## Short task
Below are the records. List every line holding the word "ремонта".

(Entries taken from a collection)
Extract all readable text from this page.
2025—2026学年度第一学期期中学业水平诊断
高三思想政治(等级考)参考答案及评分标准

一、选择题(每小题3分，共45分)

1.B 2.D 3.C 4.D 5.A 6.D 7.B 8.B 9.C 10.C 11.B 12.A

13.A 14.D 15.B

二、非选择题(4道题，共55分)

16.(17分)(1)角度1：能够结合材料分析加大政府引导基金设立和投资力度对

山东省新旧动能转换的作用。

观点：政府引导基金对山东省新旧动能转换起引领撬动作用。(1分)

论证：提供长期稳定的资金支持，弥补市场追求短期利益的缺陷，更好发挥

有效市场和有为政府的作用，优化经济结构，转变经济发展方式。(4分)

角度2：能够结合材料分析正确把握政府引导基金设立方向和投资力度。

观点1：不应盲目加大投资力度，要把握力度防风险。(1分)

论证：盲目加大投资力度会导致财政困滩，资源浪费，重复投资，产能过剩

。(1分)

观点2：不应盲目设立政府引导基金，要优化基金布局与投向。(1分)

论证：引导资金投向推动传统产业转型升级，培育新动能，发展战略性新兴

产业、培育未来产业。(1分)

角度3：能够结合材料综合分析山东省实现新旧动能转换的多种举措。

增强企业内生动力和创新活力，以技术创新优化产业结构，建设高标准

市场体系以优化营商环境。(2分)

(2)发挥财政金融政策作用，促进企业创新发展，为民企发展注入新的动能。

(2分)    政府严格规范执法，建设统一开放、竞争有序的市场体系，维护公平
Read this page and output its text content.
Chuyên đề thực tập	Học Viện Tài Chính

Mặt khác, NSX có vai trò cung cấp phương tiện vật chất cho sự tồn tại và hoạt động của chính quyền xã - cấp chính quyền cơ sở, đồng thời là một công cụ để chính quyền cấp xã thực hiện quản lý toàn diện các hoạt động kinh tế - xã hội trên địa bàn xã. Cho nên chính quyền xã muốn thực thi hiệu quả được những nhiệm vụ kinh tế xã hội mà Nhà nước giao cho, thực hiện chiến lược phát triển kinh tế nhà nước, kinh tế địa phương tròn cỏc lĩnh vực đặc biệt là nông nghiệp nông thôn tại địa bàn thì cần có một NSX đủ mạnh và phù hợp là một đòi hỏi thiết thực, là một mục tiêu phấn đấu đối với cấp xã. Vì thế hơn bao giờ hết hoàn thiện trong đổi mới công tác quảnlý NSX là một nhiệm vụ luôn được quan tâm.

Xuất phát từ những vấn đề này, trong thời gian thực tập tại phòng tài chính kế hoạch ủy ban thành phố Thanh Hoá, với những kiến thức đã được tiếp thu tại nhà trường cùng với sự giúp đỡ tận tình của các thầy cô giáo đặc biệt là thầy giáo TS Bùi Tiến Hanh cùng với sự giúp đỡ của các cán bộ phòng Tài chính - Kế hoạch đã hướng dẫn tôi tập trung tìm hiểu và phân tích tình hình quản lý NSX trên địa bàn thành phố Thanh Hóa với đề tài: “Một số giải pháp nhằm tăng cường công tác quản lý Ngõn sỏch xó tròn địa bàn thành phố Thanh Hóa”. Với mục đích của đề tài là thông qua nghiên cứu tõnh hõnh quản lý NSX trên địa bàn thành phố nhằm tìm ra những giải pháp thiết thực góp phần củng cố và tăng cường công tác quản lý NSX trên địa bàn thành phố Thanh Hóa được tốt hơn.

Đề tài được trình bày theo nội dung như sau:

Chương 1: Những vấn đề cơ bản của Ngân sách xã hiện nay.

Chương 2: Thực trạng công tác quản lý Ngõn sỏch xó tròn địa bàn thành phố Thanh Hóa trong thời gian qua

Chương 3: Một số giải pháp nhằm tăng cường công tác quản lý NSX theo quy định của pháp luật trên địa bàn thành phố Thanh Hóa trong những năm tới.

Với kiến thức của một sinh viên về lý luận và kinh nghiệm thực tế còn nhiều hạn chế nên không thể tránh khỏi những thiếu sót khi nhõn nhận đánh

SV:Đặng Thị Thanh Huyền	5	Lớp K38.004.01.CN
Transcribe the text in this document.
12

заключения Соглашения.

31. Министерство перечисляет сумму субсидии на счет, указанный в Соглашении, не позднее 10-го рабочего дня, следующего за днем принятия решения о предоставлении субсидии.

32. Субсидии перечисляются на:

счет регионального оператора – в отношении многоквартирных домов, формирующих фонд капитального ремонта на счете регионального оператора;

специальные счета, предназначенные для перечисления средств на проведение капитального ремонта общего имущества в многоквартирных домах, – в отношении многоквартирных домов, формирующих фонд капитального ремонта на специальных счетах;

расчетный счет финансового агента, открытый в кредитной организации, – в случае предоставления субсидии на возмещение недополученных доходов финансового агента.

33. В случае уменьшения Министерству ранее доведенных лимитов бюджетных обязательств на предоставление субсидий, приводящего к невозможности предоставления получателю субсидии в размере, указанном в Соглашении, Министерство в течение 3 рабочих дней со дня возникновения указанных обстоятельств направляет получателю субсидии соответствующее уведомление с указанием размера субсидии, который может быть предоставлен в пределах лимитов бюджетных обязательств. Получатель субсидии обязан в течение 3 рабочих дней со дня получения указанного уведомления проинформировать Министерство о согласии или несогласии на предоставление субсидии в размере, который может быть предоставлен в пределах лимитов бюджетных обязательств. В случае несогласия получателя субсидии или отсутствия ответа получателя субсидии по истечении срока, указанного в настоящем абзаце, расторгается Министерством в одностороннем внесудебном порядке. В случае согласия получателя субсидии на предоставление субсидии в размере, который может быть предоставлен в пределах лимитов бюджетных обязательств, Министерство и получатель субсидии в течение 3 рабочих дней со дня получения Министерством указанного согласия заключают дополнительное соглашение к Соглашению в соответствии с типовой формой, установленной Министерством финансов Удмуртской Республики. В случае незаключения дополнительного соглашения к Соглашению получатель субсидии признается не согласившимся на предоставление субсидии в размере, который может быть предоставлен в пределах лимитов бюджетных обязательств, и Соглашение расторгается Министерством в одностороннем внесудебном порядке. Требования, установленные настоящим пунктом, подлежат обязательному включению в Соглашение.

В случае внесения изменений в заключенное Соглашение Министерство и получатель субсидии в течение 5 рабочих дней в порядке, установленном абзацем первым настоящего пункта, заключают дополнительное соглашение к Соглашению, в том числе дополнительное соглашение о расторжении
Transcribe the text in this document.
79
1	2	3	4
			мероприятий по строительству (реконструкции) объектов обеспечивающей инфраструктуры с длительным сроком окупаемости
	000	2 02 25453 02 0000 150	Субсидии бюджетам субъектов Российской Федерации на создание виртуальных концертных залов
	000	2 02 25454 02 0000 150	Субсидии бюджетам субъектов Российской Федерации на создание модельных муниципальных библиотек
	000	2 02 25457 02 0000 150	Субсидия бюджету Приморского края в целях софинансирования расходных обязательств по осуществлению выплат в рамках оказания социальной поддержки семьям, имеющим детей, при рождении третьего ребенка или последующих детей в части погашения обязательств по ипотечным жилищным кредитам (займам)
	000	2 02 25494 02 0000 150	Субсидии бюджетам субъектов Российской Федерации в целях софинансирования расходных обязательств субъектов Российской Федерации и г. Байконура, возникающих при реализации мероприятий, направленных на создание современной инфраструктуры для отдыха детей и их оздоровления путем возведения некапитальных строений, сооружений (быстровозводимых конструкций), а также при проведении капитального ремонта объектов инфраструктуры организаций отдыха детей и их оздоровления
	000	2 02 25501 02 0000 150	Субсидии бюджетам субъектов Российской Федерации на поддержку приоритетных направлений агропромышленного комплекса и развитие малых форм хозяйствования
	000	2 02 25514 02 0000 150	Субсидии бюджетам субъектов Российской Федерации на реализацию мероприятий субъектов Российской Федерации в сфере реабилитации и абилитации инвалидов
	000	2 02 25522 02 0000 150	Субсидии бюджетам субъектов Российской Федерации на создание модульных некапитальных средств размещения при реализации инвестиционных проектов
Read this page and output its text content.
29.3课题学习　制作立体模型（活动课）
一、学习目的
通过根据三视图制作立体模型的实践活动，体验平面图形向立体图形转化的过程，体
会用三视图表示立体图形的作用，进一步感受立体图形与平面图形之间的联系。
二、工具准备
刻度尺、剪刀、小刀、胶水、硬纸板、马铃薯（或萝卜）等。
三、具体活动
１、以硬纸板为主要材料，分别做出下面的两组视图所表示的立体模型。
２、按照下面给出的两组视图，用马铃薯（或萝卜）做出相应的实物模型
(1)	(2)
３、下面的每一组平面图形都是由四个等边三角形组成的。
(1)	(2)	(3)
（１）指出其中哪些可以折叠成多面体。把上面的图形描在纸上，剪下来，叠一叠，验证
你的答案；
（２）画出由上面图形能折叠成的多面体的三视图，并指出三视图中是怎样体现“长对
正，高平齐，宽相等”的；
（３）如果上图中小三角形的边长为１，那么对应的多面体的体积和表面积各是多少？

## Exercise solution
счет регионального оператора – в отношении многоквартирных домов, формирующих фонд капитального ремонта на счете регионального оператора;
специальные счета, предназначенные для перечисления средств на проведение капитального ремонта общего имущества в многоквартирных домах, – в отношении многоквартирных домов, формирующих фонд капитального ремонта на специальных счетах;
	000	2 02 25494 02 0000 150	Субсидии бюджетам субъектов Российской Федерации в целях софинансирования расходных обязательств субъектов Российской Федерации и г. Байконура, возникающих при реализации мероприятий, направленных на создание современной инфраструктуры для отдыха детей и их оздоровления путем возведения некапитальных строений, сооружений (быстровозводимых конструкций), а также при проведении капитального ремонта объектов инфраструктуры организаций отдыха детей и их оздоровления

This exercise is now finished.